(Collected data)
* start *

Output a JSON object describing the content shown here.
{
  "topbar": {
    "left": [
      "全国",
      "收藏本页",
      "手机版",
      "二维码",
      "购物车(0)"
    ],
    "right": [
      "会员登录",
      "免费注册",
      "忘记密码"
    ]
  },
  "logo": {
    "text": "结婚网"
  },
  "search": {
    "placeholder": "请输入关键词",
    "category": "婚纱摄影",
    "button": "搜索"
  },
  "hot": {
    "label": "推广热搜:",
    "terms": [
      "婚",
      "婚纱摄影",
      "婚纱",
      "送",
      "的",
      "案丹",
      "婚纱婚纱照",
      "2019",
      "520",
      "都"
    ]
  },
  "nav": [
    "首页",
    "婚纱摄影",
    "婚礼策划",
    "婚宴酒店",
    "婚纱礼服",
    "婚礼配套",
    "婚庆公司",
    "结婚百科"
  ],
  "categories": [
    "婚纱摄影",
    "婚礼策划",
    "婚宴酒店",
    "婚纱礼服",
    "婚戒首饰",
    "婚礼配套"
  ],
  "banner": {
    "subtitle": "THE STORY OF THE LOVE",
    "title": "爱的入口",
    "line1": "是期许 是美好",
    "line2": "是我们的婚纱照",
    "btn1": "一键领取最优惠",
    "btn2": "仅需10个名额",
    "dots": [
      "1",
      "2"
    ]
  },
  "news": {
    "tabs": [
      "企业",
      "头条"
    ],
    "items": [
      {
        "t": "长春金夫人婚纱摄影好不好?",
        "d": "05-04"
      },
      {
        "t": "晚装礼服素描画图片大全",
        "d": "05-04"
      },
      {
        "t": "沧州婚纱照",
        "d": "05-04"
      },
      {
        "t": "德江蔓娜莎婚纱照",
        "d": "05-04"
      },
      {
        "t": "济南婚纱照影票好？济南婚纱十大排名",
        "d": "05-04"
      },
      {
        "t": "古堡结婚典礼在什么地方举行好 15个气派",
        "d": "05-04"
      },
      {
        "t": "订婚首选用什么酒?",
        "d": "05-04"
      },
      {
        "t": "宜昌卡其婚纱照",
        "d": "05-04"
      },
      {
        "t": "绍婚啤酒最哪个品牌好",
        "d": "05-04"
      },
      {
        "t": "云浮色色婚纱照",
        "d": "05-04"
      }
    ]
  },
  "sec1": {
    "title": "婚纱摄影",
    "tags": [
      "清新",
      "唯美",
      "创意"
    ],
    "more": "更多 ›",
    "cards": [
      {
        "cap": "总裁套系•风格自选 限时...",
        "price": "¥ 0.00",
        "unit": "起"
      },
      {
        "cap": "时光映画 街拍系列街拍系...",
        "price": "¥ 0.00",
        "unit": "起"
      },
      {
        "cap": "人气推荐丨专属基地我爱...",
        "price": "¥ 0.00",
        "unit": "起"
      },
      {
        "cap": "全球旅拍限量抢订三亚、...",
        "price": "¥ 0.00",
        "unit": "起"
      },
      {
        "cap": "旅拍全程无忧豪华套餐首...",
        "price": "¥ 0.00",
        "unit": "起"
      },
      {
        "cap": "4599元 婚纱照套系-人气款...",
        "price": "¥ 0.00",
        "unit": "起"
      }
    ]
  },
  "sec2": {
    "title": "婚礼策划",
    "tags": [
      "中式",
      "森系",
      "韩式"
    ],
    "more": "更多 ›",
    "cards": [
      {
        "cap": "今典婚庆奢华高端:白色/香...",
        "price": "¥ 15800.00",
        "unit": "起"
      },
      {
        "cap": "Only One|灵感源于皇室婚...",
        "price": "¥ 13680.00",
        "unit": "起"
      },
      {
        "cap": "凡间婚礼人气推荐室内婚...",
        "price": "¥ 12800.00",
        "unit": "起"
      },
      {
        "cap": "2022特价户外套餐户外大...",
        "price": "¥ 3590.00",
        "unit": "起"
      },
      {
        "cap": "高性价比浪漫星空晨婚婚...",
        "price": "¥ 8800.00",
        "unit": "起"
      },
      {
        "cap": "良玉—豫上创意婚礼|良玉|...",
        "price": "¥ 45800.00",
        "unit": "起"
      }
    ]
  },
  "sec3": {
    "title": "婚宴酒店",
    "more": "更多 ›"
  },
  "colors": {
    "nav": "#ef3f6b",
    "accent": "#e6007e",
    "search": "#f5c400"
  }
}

* end *

§ **SHORT EXERCISE**
Copy out each record exactly as given, omitting none.

§ **ANSWER**
Output a JSON object describing the content shown here.
{
  "topbar": {
    "left": [
      "全国",
      "收藏本页",
      "手机版",
      "二维码",
      "购物车(0)"
    ],
    "right": [
      "会员登录",
      "免费注册",
      "忘记密码"
    ]
  },
  "logo": {
    "text": "结婚网"
  },
  "search": {
    "placeholder": "请输入关键词",
    "category": "婚纱摄影",
    "button": "搜索"
  },
  "hot": {
    "label": "推广热搜:",
    "terms": [
      "婚",
      "婚纱摄影",
      "婚纱",
      "送",
      "的",
      "案丹",
      "婚纱婚纱照",
      "2019",
      "520",
      "都"
    ]
  },
  "nav": [
    "首页",
    "婚纱摄影",
    "婚礼策划",
    "婚宴酒店",
    "婚纱礼服",
    "婚礼配套",
    "婚庆公司",
    "结婚百科"
  ],
  "categories": [
    "婚纱摄影",
    "婚礼策划",
    "婚宴酒店",
    "婚纱礼服",
    "婚戒首饰",
    "婚礼配套"
  ],
  "banner": {
    "subtitle": "THE STORY OF THE LOVE",
    "title": "爱的入口",
    "line1": "是期许 是美好",
    "line2": "是我们的婚纱照",
    "btn1": "一键领取最优惠",
    "btn2": "仅需10个名额",
    "dots": [
      "1",
      "2"
    ]
  },
  "news": {
    "tabs": [
      "企业",
      "头条"
    ],
    "items": [
      {
        "t": "长春金夫人婚纱摄影好不好?",
        "d": "05-04"
      },
      {
        "t": "晚装礼服素描画图片大全",
        "d": "05-04"
      },
      {
        "t": "沧州婚纱照",
        "d": "05-04"
      },
      {
        "t": "德江蔓娜莎婚纱照",
        "d": "05-04"
      },
      {
        "t": "济南婚纱照影票好？济南婚纱十大排名",
        "d": "05-04"
      },
      {
        "t": "古堡结婚典礼在什么地方举行好 15个气派",
        "d": "05-04"
      },
      {
        "t": "订婚首选用什么酒?",
        "d": "05-04"
      },
      {
        "t": "宜昌卡其婚纱照",
        "d": "05-04"
      },
      {
        "t": "绍婚啤酒最哪个品牌好",
        "d": "05-04"
      },
      {
        "t": "云浮色色婚纱照",
        "d": "05-04"
      }
    ]
  },
  "sec1": {
    "title": "婚纱摄影",
    "tags": [
      "清新",
      "唯美",
      "创意"
    ],
    "more": "更多 ›",
    "cards": [
      {
        "cap": "总裁套系•风格自选 限时...",
        "price": "¥ 0.00",
        "unit": "起"
      },
      {
        "cap": "时光映画 街拍系列街拍系...",
        "price": "¥ 0.00",
        "unit": "起"
      },
      {
        "cap": "人气推荐丨专属基地我爱...",
        "price": "¥ 0.00",
        "unit": "起"
      },
      {
        "cap": "全球旅拍限量抢订三亚、...",
        "price": "¥ 0.00",
        "unit": "起"
      },
      {
        "cap": "旅拍全程无忧豪华套餐首...",
        "price": "¥ 0.00",
        "unit": "起"
      },
      {
        "cap": "4599元 婚纱照套系-人气款...",
        "price": "¥ 0.00",
        "unit": "起"
      }
    ]
  },
  "sec2": {
    "title": "婚礼策划",
    "tags": [
      "中式",
      "森系",
      "韩式"
    ],
    "more": "更多 ›",
    "cards": [
      {
        "cap": "今典婚庆奢华高端:白色/香...",
        "price": "¥ 15800.00",
        "unit": "起"
      },
      {
        "cap": "Only One|灵感源于皇室婚...",
        "price": "¥ 13680.00",
        "unit": "起"
      },
      {
        "cap": "凡间婚礼人气推荐室内婚...",
        "price": "¥ 12800.00",
        "unit": "起"
      },
      {
        "cap": "2022特价户外套餐户外大...",
        "price": "¥ 3590.00",
        "unit": "起"
      },
      {
        "cap": "高性价比浪漫星空晨婚婚...",
        "price": "¥ 8800.00",
        "unit": "起"
      },
      {
        "cap": "良玉—豫上创意婚礼|良玉|...",
        "price": "¥ 45800.00",
        "unit": "起"
      }
    ]
  },
  "sec3": {
    "title": "婚宴酒店",
    "more": "更多 ›"
  },
  "colors": {
    "nav": "#ef3f6b",
    "accent": "#e6007e",
    "search": "#f5c400"
  }
}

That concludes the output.